◆ 本文抜粋:
▶

6つのデメリットがどのようなものなのか、詳しく解説していきます。
自由度が低い
フランチャイズでコインランドリーを起業すると、個人経営の場合に比べて自由度が低い点がデメリットに挙げられます。フランチャイズに加盟すると、加盟先によって大小の差はありますが、フランチャイズ本部で決められたルールに従わなくてはいけません。
同じフランチャイズ内で●●店舗ではこういうサービスがあったのに、△△店でそのサービスはない、となってしまうと「あのフランチャイズのお店だから」という理由でお店を選んでくれるお客さまも減ってしまいます。“フランチャイズのブランド力を活用している”という意識を十分に持ち、経営方針を合わせて進めていかなくてはいけません。
ロイヤリティを支払わなくてはいけないケースも
フランチャイズは、ブランド力を借り、全店舗で経営方針を揃えるためにも、フランチャイズ本部がさまざまなサポートをしてくれます。その経営ノウハウやサポートの対価として、加盟店はフランチャイズ本部にロイヤリティを支払います。
中にはロイヤリティや加盟金などが無料の企業もありますが、サポートしてくれる体制や内容についても企業により異なるので、ロイヤリティの金額だけではなくサポート内容を比較し、加盟前によく検討するようにしましょう。
初期費用が高額
フランチャイズに加盟してコインランドリーを経営する際、加盟金や研修費などがかかります。こちらは個人でイチから開業する際にはかからない費用のためその点は高いと言えます。
その他、物件については人が住むわけではないため建物自体は比較的安価に建てられます。その一方で、業務用の洗濯機や乾燥機などを導入するのに多額の費用がかかります。これらの設備以外にも、コインランドリーの経営には両替機や監視カメラなど必要な機器は多岐にわたります。こちらはフランチャイズでの開業に限らず個人でイチから開業する場合にもかかる費用になります。フランチャイズでの開業の場合、店舗規模が大きいケースが多いため、これらの額も高額になるという点からご紹介しています。
初期費用を抑えるために、設備は購入ではなくリースをすることも可能です。ただし、フランチャイズ本部によって購入やリースの規約はさまざまです。どのように用意するべきか、事前に確認しておくようにしましょう。

◀

◆ 元データ:
▶

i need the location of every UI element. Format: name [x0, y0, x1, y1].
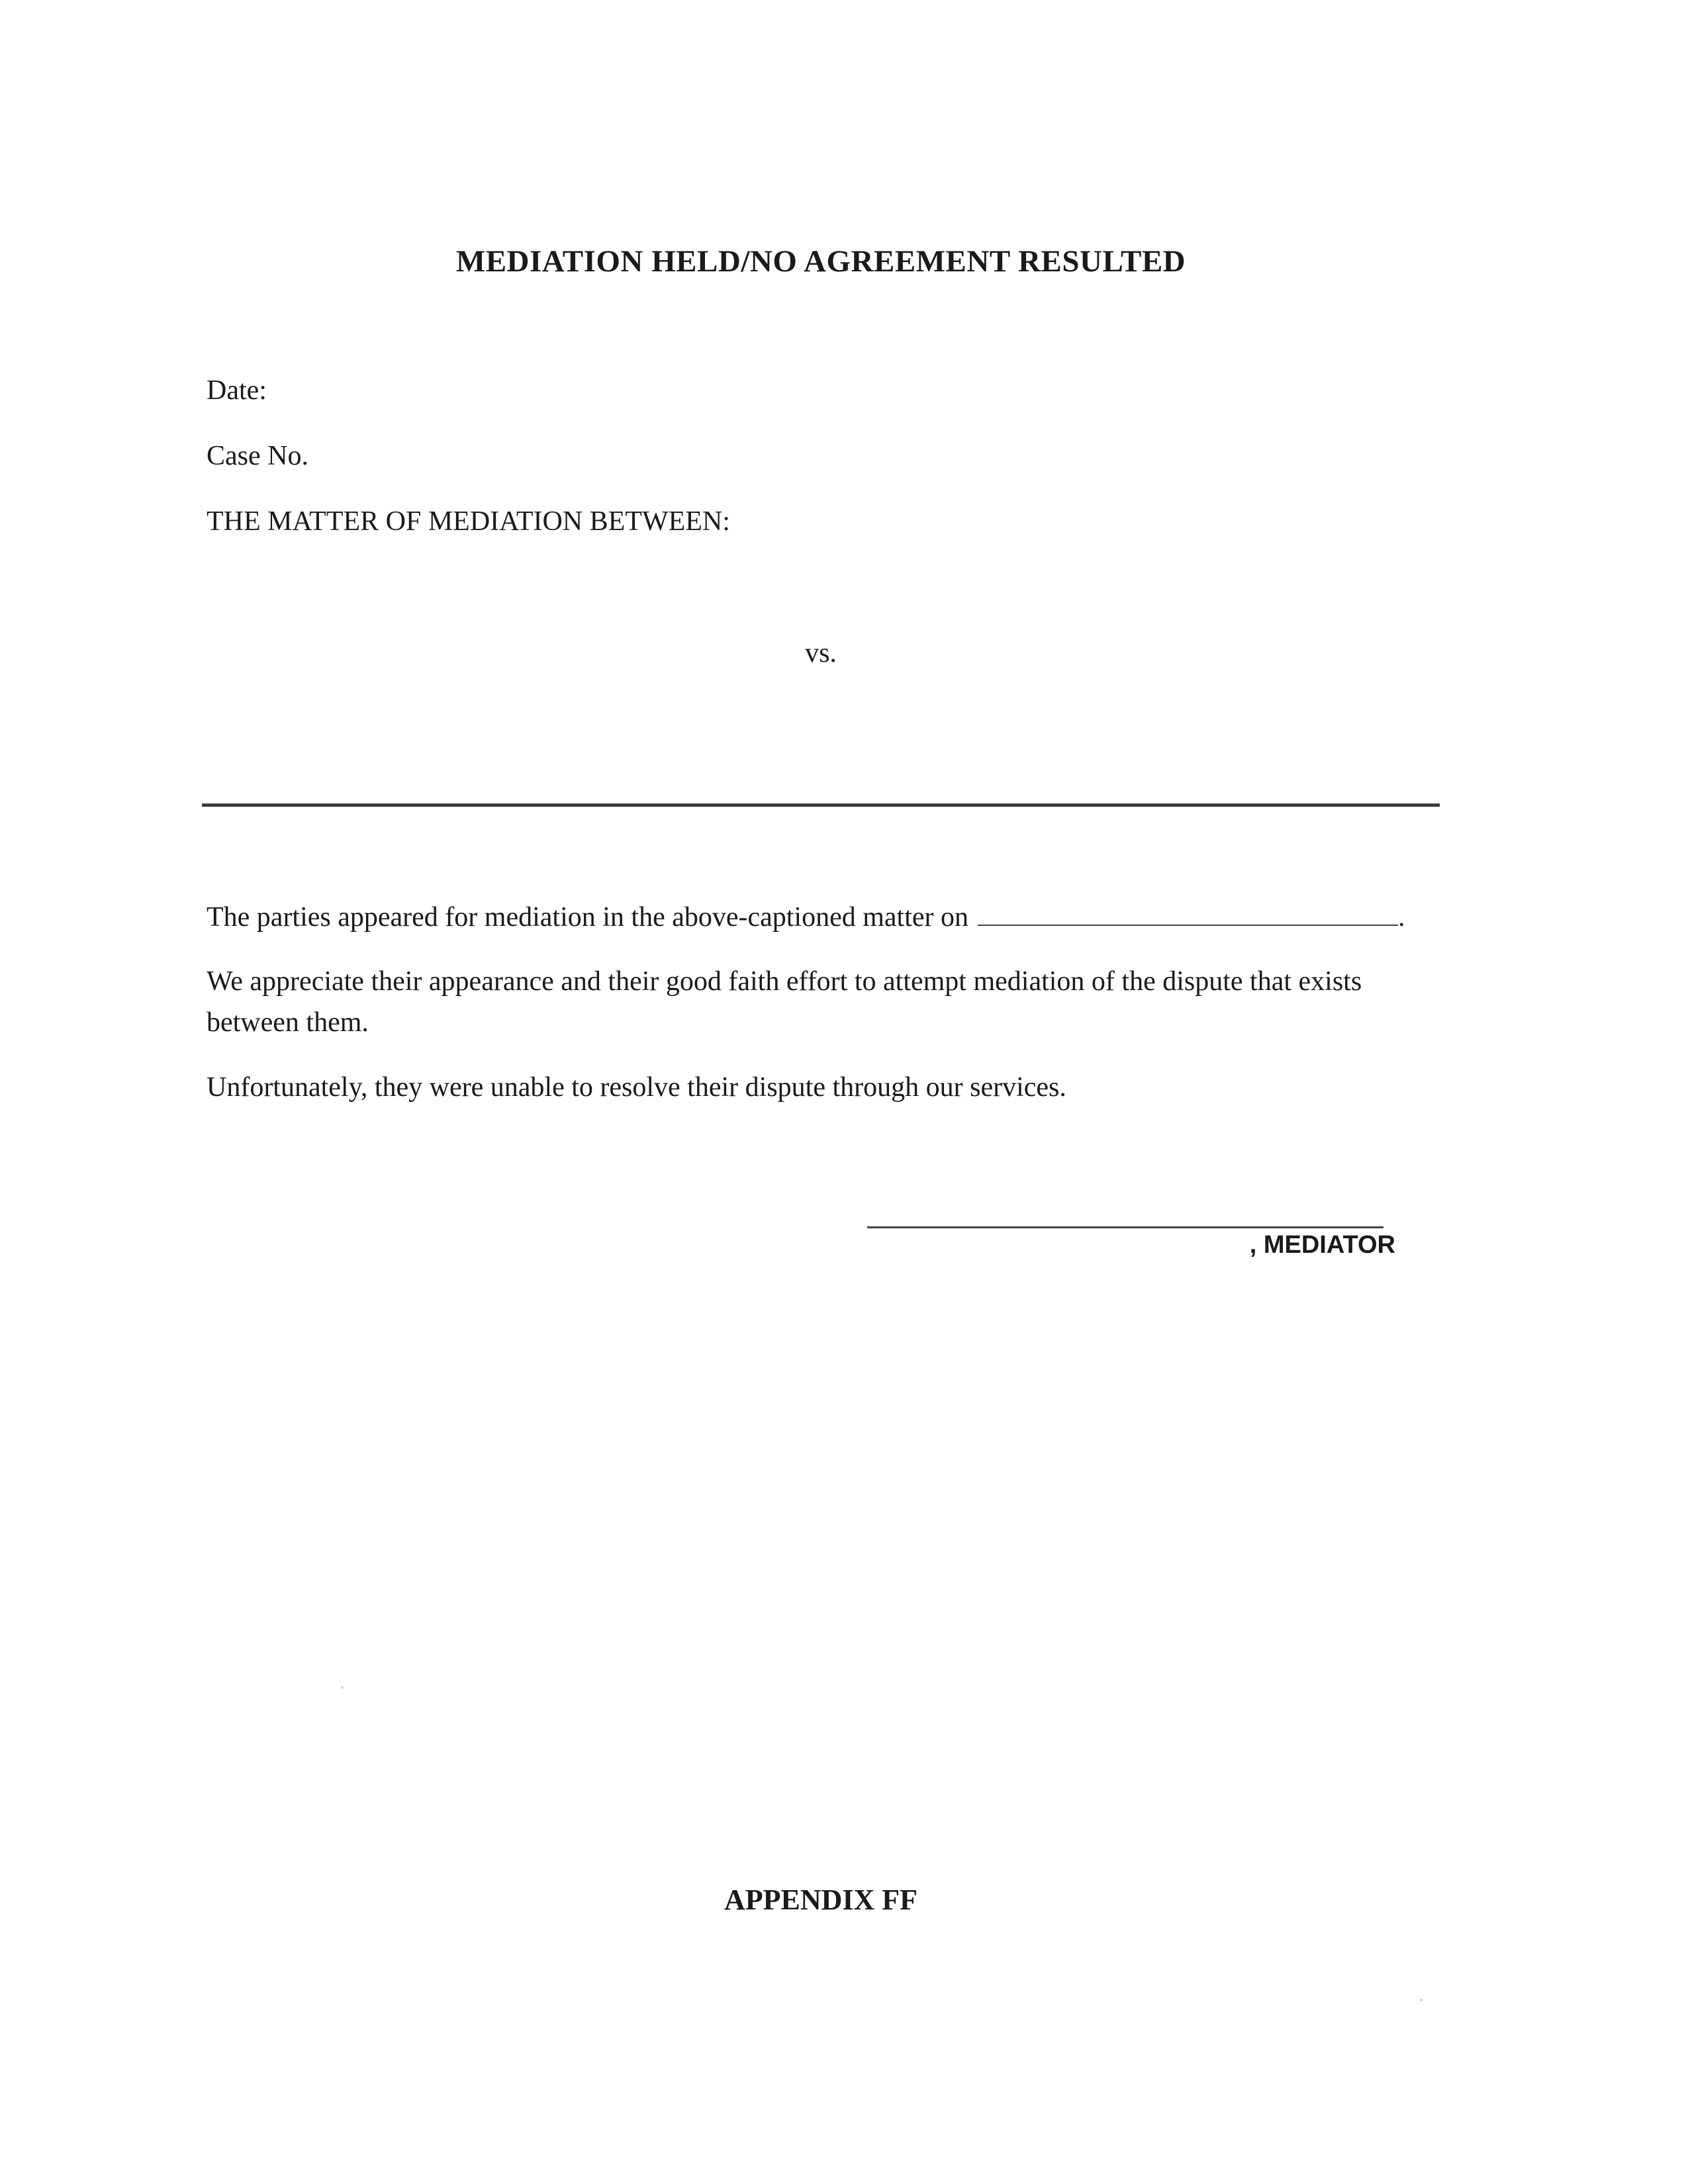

◀

◆ 取り組む課題:
[1] コインランドリー経営の文章で、経営に必要な設備や機器として具体的に名前が挙げられているものをすべて書き出しなさい。
[2] コインランドリー経営の文章によると、加盟店がフランチャイズ本部にロイヤリティを支払うのは何の対価としてか、答えなさい。
[3] コインランドリー経営の文章を、最後の文の後から書き進めなさい。

◆ 課題別の解答:
[1] 業務用の洗濯機、乾燥機、両替機、監視カメラ

[2] フランチャイズ本部の経営ノウハウやサポートの対価として支払う。

[3]
犯罪が起こるリスクがある
フランチャイズだけのデメリットではありませんが、コインランドリー経営に関するデメリットとしてご紹介します。コインランドリーの経営はフランチャイズに限らず無人経営となります。人が見ていないからこそ、両替機を狙った強盗や下着泥棒などの犯罪が起こるリスクがあります。このような犯罪が頻発したり、繰り返し行われてしまったりすると、固定客が離れていってしまうリスクもあります。
犯罪が起きるのを未然に防ぎ、万が一、何か起きてしまってもすぐに対処できるように、監視カメラを設置し犯罪対策を十分に行うようにしましょう。
高額の収益は見込めない
フランチャイズに加盟してコインランドリーを経営する以外の場合も当てはまりますが、口コミや評判が人々の間で広まり、客層を拡大していきます。広く認知されて事業が軌道に乗ることで、比較的安定した収益が期待できるでしょう。しかし、その一方でコインランドリーは地域密着型のビジネスモデルであることもあり、認知されるまでに時間がかかったり、事業が軌道に乗ったとしても認知の範囲内での収益しか見込めなくなってしまったりすることも理解しておきましょう。
このように、大きな収益が獲得しづらいコインランドリーの経営は、継続的にそこそこな収益を上げたい方には特に有効な業界といえるでしょう。逆に、大きな収益を求めるのであれば、コインランドリーはあまり適した業界ではないかもしれません。
競合店との差別化をするのが難しい
コインランドリーの経営は、事業内容ではほかの競合店との差別化は非常に難しく、立地が成功の鍵を握るポイントとなります。なるべく競合店との差別化を図るためにも、“ランドリー”以外のポイントで違いを感じてもらえる工夫が必要になります。検討するポイントは、以下のようなものがあります。
このように、洗濯の待ち時間をより快適に過ごしてもらえるための工夫や、子育て中の方でも気軽に利用してもらいやすくするための工夫ができると良いでしょう。どうすればリピーターが増えそうか、よく検討しながらサービス面を強化していきましょう。フランチャイズ本部がどのようなサービスを展開しているのか、また実際にこれらの設置や増設などを希望したときに断られることがないかといった点を事前に確認しておくようにすると安心です。
コインランドリーのフランチャイズ
次に、主要なコインランドリーのフランチャイズの特色を紹介していきます。
ジャンボランドリーふわふわ
千葉、茨城、埼玉、東京、静岡で展開されているフランチャイズのコインランドリーです。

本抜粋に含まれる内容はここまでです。